== Task brief ==
Where a line in the listing below contains the word "Ilmoita", copy that line.

>> start Data for this exercise

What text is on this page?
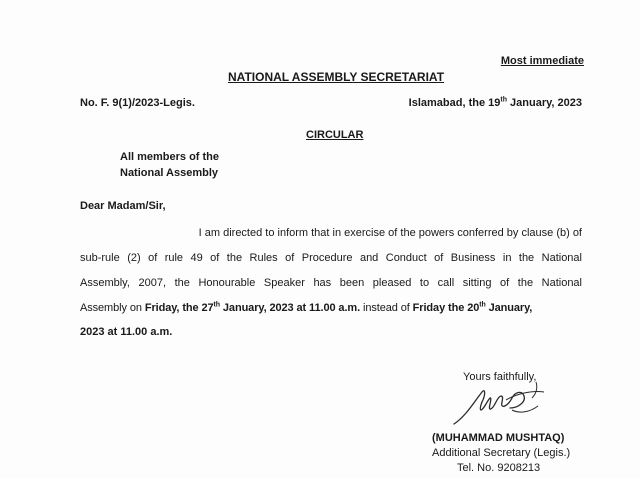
Most immediate
NATIONAL ASSEMBLY SECRETARIAT
No. F. 9(1)/2023-Legis.	Islamabad, the 19th January, 2023
CIRCULAR
All members of the
National Assembly
Dear Madam/Sir,
I am directed to inform that in exercise of the powers conferred by clause (b) of
sub-rule (2) of rule 49 of the Rules of Procedure and Conduct of Business in the National
Assembly, 2007, the Honourable Speaker has been pleased to call sitting of the National
Assembly on Friday, the 27th January, 2023 at 11.00 a.m. instead of Friday the 20th January,
2023 at 11.00 a.m.
Yours faithfully,
(MUHAMMAD MUSHTAQ)
Additional Secretary (Legis.)
Tel. No. 9208213
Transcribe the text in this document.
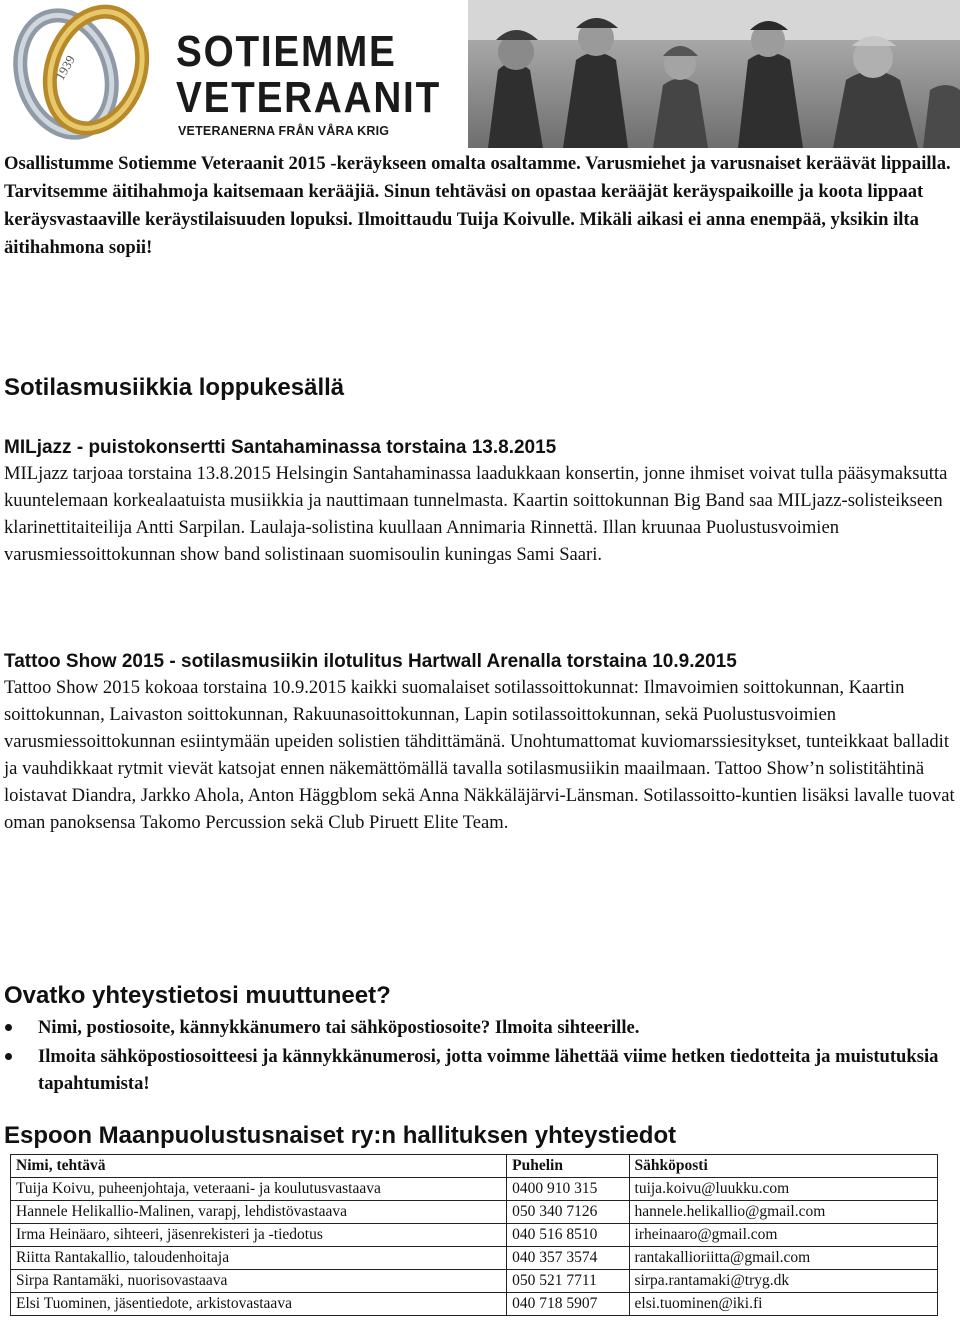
1939 SOTIEMME
VETERAANIT
VETERANERNA FRÅN VÅRA KRIG

Osallistumme Sotiemme Veteraanit 2015 -keräykseen omalta osaltamme. Varusmiehet ja varusnaiset keräävät lippailla. Tarvitsemme äitihahmoja kaitsemaan kerääjiä. Sinun tehtäväsi on opastaa kerääjät keräyspaikoille ja koota lippaat keräysvastaaville keräystilaisuuden lopuksi. Ilmoittaudu Tuija Koivulle. Mikäli aikasi ei anna enempää, yksikin ilta äitihahmona sopii!

Sotilasmusiikkia loppukesällä
MILjazz - puistokonsertti Santahaminassa torstaina 13.8.2015

MILjazz tarjoaa torstaina 13.8.2015 Helsingin Santahaminassa laadukkaan konsertin, jonne ihmiset voivat tulla pääsymaksutta kuuntelemaan korkealaatuista musiikkia ja nauttimaan tunnelmasta. Kaartin soittokunnan Big Band saa MILjazz-solisteikseen klarinettitaiteilija Antti Sarpilan. Laulaja-solistina kuullaan Annimaria Rinnettä. Illan kruunaa Puolustusvoimien varusmiessoittokunnan show band solistinaan suomisoulin kuningas Sami Saari.

Tattoo Show 2015 - sotilasmusiikin ilotulitus Hartwall Arenalla torstaina 10.9.2015

Tattoo Show 2015 kokoaa torstaina 10.9.2015 kaikki suomalaiset sotilassoittokunnat: Ilmavoimien soittokunnan, Kaartin soittokunnan, Laivaston soittokunnan, Rakuunasoittokunnan, Lapin sotilassoittokunnan, sekä Puolustusvoimien varusmiessoittokunnan esiintymään upeiden solistien tähdittämänä. Unohtumattomat kuviomarssiesitykset, tunteikkaat balladit ja vauhdikkaat rytmit vievät katsojat ennen näkemättömällä tavalla sotilasmusiikin maailmaan. Tattoo Show’n solistitähtinä loistavat Diandra, Jarkko Ahola, Anton Häggblom sekä Anna Näkkäläjärvi-Länsman. Sotilassoitto-kuntien lisäksi lavalle tuovat oman panoksensa Takomo Percussion sekä Club Piruett Elite Team.

Ovatko yhteystietosi muuttuneet?
Nimi, postiosoite, kännykkänumero tai sähköpostiosoite? Ilmoita sihteerille.
Ilmoita sähköpostiosoitteesi ja kännykkänumerosi, jotta voimme lähettää viime hetken tiedotteita ja muistutuksia tapahtumista!
Espoon Maanpuolustusnaiset ry:n hallituksen yhteystiedot
Nimi, tehtävä	Puhelin	Sähköposti
Tuija Koivu, puheenjohtaja, veteraani- ja koulutusvastaava	0400 910 315	tuija.koivu@luukku.com
Hannele Helikallio-Malinen, varapj, lehdistövastaava	050 340 7126	hannele.helikallio@gmail.com
Irma Heinäaro, sihteeri, jäsenrekisteri ja -tiedotus	040 516 8510	irheinaaro@gmail.com
Riitta Rantakallio, taloudenhoitaja	040 357 3574	rantakallioriitta@gmail.com
Sirpa Rantamäki, nuorisovastaava	050 521 7711	sirpa.rantamaki@tryg.dk
Elsi Tuominen, jäsentiedote, arkistovastaava	040 718 5907	elsi.tuominen@iki.fi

>> end Data for this exercise

== The answer ==
Nimi, postiosoite, kännykkänumero tai sähköpostiosoite? Ilmoita sihteerille.
Ilmoita sähköpostiosoitteesi ja kännykkänumerosi, jotta voimme lähettää viime hetken tiedotteita ja muistutuksia tapahtumista!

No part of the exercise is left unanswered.